§ EXERCISE TASK: Quote the whole listing word for word, please.

Figure contents as structured data:
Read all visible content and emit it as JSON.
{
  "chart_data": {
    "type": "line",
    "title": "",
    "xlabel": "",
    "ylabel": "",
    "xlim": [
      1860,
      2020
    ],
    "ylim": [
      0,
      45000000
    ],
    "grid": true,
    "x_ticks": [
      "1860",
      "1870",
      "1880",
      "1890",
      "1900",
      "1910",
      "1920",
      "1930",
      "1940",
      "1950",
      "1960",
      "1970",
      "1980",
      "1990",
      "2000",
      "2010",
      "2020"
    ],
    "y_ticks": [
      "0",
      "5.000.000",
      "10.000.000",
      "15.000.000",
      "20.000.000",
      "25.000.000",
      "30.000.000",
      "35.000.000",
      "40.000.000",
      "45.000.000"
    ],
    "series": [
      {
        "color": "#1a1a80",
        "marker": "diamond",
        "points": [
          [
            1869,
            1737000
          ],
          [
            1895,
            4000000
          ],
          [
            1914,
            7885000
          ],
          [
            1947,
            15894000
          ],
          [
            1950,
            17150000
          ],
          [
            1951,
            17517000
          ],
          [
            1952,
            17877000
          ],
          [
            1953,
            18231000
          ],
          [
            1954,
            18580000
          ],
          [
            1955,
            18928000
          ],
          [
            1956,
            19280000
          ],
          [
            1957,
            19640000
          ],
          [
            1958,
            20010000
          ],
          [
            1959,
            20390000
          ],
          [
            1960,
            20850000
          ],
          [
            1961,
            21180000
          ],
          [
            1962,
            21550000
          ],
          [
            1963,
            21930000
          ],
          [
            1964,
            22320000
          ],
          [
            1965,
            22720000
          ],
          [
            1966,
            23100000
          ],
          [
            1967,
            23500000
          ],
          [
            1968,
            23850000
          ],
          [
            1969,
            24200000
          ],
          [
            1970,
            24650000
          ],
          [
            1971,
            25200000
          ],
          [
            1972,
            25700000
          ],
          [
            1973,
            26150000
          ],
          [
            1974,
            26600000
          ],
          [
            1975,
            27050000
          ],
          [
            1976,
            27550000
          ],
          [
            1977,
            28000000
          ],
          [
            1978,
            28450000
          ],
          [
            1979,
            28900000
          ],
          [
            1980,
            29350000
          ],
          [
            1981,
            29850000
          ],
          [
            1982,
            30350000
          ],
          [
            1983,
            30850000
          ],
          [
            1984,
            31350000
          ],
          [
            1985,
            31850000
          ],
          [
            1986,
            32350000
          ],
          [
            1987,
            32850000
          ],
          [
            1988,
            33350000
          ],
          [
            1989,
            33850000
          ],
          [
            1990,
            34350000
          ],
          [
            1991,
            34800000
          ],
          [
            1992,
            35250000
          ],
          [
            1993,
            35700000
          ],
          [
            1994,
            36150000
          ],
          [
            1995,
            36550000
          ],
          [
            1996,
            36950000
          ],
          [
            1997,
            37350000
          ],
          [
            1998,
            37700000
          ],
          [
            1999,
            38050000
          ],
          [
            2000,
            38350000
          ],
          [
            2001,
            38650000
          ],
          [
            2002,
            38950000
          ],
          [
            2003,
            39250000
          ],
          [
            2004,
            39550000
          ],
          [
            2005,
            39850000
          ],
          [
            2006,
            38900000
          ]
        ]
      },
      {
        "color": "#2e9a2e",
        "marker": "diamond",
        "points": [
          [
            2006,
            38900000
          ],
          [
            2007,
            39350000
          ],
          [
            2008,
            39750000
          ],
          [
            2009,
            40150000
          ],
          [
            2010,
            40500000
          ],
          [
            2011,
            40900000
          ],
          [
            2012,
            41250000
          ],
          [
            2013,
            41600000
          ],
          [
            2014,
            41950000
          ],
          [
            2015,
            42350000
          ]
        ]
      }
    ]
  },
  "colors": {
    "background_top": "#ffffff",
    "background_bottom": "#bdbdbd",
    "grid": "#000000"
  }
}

§ OUTPUT OF THE EXERCISE:
Read all visible content and emit it as JSON.
{
  "chart_data": {
    "type": "line",
    "title": "",
    "xlabel": "",
    "ylabel": "",
    "xlim": [
      1860,
      2020
    ],
    "ylim": [
      0,
      45000000
    ],
    "grid": true,
    "x_ticks": [
      "1860",
      "1870",
      "1880",
      "1890",
      "1900",
      "1910",
      "1920",
      "1930",
      "1940",
      "1950",
      "1960",
      "1970",
      "1980",
      "1990",
      "2000",
      "2010",
      "2020"
    ],
    "y_ticks": [
      "0",
      "5.000.000",
      "10.000.000",
      "15.000.000",
      "20.000.000",
      "25.000.000",
      "30.000.000",
      "35.000.000",
      "40.000.000",
      "45.000.000"
    ],
    "series": [
      {
        "color": "#1a1a80",
        "marker": "diamond",
        "points": [
          [
            1869,
            1737000
          ],
          [
            1895,
            4000000
          ],
          [
            1914,
            7885000
          ],
          [
            1947,
            15894000
          ],
          [
            1950,
            17150000
          ],
          [
            1951,
            17517000
          ],
          [
            1952,
            17877000
          ],
          [
            1953,
            18231000
          ],
          [
            1954,
            18580000
          ],
          [
            1955,
            18928000
          ],
          [
            1956,
            19280000
          ],
          [
            1957,
            19640000
          ],
          [
            1958,
            20010000
          ],
          [
            1959,
            20390000
          ],
          [
            1960,
            20850000
          ],
          [
            1961,
            21180000
          ],
          [
            1962,
            21550000
          ],
          [
            1963,
            21930000
          ],
          [
            1964,
            22320000
          ],
          [
            1965,
            22720000
          ],
          [
            1966,
            23100000
          ],
          [
            1967,
            23500000
          ],
          [
            1968,
            23850000
          ],
          [
            1969,
            24200000
          ],
          [
            1970,
            24650000
          ],
          [
            1971,
            25200000
          ],
          [
            1972,
            25700000
          ],
          [
            1973,
            26150000
          ],
          [
            1974,
            26600000
          ],
          [
            1975,
            27050000
          ],
          [
            1976,
            27550000
          ],
          [
            1977,
            28000000
          ],
          [
            1978,
            28450000
          ],
          [
            1979,
            28900000
          ],
          [
            1980,
            29350000
          ],
          [
            1981,
            29850000
          ],
          [
            1982,
            30350000
          ],
          [
            1983,
            30850000
          ],
          [
            1984,
            31350000
          ],
          [
            1985,
            31850000
          ],
          [
            1986,
            32350000
          ],
          [
            1987,
            32850000
          ],
          [
            1988,
            33350000
          ],
          [
            1989,
            33850000
          ],
          [
            1990,
            34350000
          ],
          [
            1991,
            34800000
          ],
          [
            1992,
            35250000
          ],
          [
            1993,
            35700000
          ],
          [
            1994,
            36150000
          ],
          [
            1995,
            36550000
          ],
          [
            1996,
            36950000
          ],
          [
            1997,
            37350000
          ],
          [
            1998,
            37700000
          ],
          [
            1999,
            38050000
          ],
          [
            2000,
            38350000
          ],
          [
            2001,
            38650000
          ],
          [
            2002,
            38950000
          ],
          [
            2003,
            39250000
          ],
          [
            2004,
            39550000
          ],
          [
            2005,
            39850000
          ],
          [
            2006,
            38900000
          ]
        ]
      },
      {
        "color": "#2e9a2e",
        "marker": "diamond",
        "points": [
          [
            2006,
            38900000
          ],
          [
            2007,
            39350000
          ],
          [
            2008,
            39750000
          ],
          [
            2009,
            40150000
          ],
          [
            2010,
            40500000
          ],
          [
            2011,
            40900000
          ],
          [
            2012,
            41250000
          ],
          [
            2013,
            41600000
          ],
          [
            2014,
            41950000
          ],
          [
            2015,
            42350000
          ]
        ]
      }
    ]
  },
  "colors": {
    "background_top": "#ffffff",
    "background_bottom": "#bdbdbd",
    "grid": "#000000"
  }
}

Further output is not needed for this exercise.